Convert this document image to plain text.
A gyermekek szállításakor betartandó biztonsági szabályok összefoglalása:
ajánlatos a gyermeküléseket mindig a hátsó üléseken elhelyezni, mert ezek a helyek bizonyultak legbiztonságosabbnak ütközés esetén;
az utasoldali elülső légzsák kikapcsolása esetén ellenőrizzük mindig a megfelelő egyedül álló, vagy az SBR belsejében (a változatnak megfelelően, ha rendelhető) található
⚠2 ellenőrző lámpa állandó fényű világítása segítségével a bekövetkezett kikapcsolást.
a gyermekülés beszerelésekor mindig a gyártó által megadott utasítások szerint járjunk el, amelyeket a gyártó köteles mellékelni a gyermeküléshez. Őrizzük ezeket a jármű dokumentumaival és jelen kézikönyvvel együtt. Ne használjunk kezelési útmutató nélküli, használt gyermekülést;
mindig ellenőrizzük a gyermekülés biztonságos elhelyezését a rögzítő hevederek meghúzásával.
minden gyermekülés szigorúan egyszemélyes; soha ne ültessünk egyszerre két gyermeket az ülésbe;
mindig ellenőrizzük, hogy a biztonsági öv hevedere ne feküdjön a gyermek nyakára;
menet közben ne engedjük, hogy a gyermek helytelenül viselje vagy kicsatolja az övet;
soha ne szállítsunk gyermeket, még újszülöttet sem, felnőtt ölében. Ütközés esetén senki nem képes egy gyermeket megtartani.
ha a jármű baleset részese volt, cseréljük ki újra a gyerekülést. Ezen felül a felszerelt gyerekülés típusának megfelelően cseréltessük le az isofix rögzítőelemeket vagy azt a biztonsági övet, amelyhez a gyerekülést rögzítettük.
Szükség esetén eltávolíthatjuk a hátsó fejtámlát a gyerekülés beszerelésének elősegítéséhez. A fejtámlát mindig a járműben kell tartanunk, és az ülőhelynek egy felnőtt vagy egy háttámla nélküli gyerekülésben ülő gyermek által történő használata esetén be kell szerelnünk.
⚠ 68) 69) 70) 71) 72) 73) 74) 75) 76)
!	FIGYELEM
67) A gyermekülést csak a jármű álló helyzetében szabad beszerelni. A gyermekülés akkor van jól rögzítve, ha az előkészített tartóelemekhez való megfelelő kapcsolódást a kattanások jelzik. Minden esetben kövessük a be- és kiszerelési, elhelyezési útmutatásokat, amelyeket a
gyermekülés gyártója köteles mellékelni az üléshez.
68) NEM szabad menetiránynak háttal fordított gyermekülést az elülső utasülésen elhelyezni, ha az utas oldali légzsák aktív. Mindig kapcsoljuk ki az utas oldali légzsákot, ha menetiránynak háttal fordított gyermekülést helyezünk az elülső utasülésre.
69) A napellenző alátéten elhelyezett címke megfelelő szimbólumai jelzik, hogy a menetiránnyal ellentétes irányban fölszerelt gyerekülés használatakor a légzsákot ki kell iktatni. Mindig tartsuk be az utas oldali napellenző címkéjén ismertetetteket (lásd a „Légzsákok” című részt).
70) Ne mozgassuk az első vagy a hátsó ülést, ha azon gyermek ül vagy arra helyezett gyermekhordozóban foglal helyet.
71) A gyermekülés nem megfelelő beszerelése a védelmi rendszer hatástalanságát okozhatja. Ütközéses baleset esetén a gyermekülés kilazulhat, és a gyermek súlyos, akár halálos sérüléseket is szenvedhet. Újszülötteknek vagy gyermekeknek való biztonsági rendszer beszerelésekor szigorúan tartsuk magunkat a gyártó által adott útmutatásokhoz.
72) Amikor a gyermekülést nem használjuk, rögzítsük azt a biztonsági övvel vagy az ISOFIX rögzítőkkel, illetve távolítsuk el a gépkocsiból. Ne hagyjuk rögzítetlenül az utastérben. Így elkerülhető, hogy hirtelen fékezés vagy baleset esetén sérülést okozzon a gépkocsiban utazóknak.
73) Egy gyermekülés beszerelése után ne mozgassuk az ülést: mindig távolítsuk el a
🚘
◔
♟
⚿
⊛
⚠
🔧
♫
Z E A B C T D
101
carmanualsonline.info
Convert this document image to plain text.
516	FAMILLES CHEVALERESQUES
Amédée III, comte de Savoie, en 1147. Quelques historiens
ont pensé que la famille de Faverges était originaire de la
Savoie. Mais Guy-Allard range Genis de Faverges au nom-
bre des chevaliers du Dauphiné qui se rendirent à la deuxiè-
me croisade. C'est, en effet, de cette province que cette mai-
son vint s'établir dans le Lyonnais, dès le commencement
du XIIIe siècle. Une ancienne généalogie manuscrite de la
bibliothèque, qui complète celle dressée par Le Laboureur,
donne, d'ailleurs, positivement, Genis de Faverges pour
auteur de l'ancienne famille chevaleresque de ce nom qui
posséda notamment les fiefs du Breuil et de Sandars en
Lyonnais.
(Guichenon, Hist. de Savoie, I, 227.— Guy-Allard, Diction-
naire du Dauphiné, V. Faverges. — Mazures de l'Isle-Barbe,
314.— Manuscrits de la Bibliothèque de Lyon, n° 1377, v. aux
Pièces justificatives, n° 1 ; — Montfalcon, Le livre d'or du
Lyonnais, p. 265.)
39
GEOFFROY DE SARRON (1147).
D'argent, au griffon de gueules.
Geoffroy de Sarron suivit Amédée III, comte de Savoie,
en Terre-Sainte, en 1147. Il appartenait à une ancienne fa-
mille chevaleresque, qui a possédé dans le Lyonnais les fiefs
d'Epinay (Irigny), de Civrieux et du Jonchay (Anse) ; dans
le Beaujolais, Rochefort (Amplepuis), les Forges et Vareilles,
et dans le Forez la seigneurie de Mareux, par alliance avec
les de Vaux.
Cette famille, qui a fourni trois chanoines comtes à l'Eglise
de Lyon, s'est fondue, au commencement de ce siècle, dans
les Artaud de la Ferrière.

..............................

Pick out every line with the string "Faverges" and copy it.

ont pensé que la famille de Faverges était originaire de la
Savoie. Mais Guy-Allard range Genis de Faverges au nom-
donne, d'ailleurs, positivement, Genis de Faverges pour
naire du Dauphiné, V. Faverges. — Mazures de l'Isle-Barbe,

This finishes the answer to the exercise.